(Dataset items)
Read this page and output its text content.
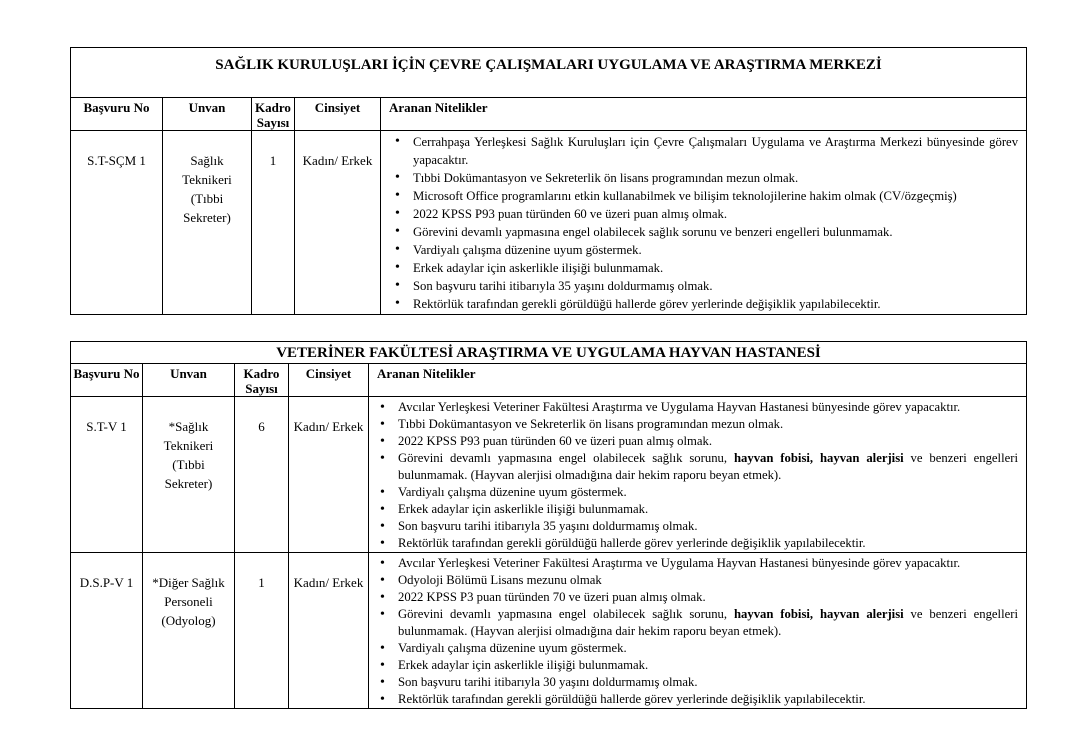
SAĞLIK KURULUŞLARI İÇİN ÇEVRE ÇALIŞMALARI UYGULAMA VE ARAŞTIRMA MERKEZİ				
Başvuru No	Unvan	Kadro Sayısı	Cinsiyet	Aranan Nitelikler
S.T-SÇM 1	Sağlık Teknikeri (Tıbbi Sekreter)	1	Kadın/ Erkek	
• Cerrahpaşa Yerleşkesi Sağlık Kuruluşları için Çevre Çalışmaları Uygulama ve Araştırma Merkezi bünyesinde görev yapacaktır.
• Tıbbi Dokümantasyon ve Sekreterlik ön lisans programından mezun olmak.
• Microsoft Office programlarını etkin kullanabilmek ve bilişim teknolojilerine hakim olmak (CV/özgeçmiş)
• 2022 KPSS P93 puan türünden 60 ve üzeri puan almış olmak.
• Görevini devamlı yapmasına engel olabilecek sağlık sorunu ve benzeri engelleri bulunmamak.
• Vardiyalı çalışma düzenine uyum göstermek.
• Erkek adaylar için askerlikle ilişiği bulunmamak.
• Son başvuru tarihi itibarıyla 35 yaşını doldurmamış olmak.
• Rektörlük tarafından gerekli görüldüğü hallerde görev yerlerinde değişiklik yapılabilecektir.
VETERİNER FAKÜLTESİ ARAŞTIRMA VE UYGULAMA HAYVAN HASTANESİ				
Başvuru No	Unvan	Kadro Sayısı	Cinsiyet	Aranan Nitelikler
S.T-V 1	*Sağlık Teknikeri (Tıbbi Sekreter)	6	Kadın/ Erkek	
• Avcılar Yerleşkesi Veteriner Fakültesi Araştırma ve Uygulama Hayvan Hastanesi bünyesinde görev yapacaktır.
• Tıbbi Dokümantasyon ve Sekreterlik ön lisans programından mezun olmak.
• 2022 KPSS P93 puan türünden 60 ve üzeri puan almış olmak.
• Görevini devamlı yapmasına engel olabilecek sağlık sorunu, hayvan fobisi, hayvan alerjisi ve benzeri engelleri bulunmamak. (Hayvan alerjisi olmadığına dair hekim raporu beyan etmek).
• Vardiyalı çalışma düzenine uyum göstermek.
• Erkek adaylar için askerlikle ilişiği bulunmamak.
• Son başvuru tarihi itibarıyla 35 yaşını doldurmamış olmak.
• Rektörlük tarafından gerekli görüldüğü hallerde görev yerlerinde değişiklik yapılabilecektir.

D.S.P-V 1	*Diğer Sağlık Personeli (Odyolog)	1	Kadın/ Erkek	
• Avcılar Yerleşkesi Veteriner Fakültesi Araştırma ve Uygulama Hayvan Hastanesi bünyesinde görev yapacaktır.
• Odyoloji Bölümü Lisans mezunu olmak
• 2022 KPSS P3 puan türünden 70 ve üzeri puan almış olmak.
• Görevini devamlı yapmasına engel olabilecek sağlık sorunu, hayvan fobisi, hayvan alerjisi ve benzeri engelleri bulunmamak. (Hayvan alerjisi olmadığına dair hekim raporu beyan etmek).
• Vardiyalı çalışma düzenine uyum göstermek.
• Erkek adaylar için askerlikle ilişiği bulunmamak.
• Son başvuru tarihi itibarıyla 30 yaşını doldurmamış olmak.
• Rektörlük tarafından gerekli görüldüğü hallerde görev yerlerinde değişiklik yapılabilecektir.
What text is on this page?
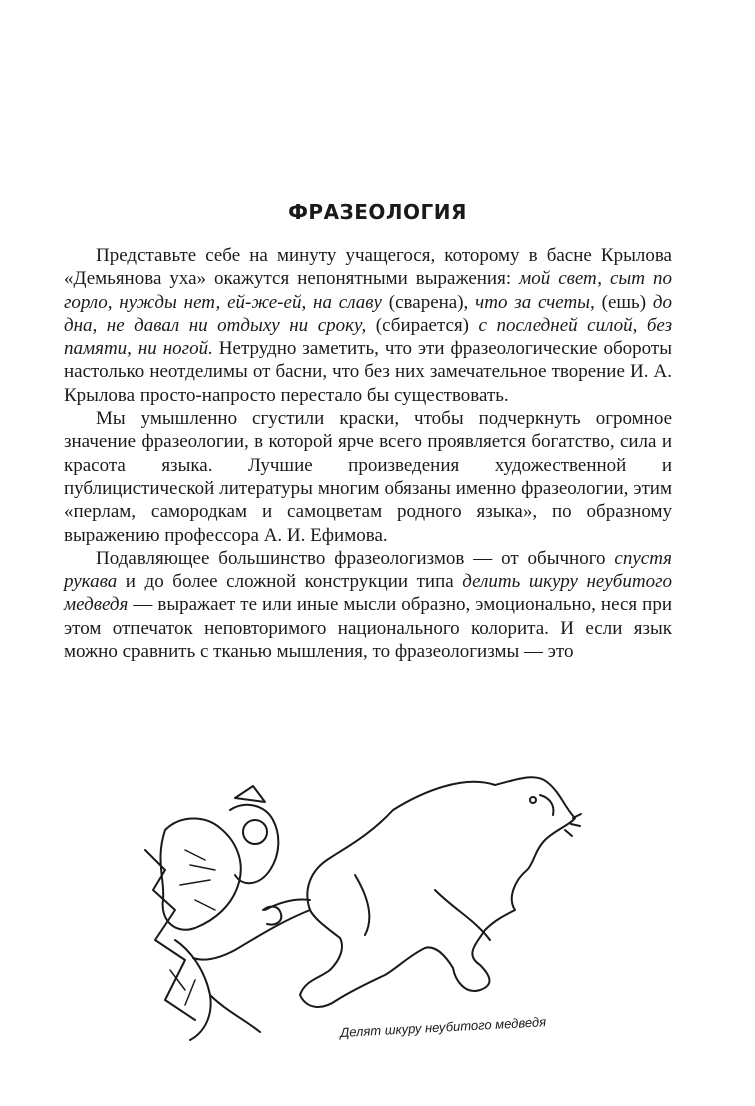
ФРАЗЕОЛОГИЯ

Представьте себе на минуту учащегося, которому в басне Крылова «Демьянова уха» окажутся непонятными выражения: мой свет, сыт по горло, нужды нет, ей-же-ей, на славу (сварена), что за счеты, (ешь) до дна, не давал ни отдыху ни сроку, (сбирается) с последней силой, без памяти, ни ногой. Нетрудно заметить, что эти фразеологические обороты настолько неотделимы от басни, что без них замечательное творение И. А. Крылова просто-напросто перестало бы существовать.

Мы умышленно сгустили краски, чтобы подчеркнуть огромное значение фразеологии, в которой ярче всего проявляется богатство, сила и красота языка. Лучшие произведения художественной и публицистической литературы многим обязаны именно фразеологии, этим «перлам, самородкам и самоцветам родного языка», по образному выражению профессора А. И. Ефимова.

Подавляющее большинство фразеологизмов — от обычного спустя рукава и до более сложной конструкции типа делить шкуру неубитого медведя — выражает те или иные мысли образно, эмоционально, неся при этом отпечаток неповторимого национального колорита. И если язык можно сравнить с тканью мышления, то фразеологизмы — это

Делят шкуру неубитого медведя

# [WHAT THE TASK REQUIRES]
In the records above, how many lines contain the string "ARAŞTIRMA"? State that number only.

# [SOLVED PROBLEM]
2